> _DIRECTIONS_:
Copy the items word for word, starting at the very first line and ending with the line that contains "property-cell: Link-local IPv6", both included.

※ ※ ※

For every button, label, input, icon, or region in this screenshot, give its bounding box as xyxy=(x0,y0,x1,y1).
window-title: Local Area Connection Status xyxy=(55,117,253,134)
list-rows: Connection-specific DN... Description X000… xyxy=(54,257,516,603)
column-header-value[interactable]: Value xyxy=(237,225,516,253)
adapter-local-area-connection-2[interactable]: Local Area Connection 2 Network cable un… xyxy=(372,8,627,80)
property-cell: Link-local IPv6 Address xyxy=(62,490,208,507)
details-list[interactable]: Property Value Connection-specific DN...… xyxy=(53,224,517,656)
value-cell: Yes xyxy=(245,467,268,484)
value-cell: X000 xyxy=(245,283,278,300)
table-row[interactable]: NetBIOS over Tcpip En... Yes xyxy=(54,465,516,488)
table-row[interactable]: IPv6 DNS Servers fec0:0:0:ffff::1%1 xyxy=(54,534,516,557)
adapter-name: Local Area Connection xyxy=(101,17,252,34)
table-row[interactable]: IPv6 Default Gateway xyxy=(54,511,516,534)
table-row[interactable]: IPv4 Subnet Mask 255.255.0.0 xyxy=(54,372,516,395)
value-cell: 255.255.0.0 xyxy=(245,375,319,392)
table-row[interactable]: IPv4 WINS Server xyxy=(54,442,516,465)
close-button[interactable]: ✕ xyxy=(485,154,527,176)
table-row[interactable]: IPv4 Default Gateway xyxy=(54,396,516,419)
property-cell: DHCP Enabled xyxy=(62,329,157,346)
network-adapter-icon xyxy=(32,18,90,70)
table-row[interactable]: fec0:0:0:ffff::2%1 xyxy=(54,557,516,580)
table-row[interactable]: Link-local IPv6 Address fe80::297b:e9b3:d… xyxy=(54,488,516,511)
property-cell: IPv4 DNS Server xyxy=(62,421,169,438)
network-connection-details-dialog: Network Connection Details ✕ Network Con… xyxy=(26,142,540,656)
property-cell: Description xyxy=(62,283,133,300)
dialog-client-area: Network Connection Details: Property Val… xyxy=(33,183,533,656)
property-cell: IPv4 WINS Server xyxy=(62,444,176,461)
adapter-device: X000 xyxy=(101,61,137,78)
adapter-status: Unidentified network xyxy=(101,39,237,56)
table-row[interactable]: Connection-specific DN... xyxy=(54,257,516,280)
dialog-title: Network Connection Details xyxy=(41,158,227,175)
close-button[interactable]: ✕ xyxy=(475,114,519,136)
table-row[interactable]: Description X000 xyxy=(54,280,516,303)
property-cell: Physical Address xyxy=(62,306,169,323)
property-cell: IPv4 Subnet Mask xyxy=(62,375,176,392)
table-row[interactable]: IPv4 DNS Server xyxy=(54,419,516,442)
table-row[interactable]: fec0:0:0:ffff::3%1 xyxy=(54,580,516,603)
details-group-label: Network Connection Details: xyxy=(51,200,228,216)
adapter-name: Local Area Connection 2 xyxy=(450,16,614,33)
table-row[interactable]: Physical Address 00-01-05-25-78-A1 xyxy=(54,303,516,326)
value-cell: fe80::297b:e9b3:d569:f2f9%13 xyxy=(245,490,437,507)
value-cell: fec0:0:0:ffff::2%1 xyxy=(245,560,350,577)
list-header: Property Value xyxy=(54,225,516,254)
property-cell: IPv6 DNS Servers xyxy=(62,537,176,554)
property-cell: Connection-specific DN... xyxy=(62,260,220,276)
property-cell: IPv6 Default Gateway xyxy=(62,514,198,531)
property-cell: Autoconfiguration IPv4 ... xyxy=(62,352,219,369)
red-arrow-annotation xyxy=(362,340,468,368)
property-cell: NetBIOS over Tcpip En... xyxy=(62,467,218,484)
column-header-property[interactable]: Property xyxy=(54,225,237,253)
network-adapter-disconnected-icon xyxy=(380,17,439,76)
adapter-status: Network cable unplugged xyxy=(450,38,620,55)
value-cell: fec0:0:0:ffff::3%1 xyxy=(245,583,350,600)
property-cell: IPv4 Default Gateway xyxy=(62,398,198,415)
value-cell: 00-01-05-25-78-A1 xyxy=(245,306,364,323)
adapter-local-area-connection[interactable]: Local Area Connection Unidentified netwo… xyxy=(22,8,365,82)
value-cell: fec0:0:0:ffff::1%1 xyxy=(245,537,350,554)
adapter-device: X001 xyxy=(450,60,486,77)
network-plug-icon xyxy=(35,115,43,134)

※ ※ ※

> _TASK OUTPUT_:
For every button, label, input, icon, or region in this screenshot, give its bounding box as xyxy=(x0,y0,x1,y1).
window-title: Local Area Connection Status xyxy=(55,117,253,134)
list-rows: Connection-specific DN... Description X000… xyxy=(54,257,516,603)
column-header-value[interactable]: Value xyxy=(237,225,516,253)
adapter-local-area-connection-2[interactable]: Local Area Connection 2 Network cable un… xyxy=(372,8,627,80)
property-cell: Link-local IPv6 Address xyxy=(62,490,208,507)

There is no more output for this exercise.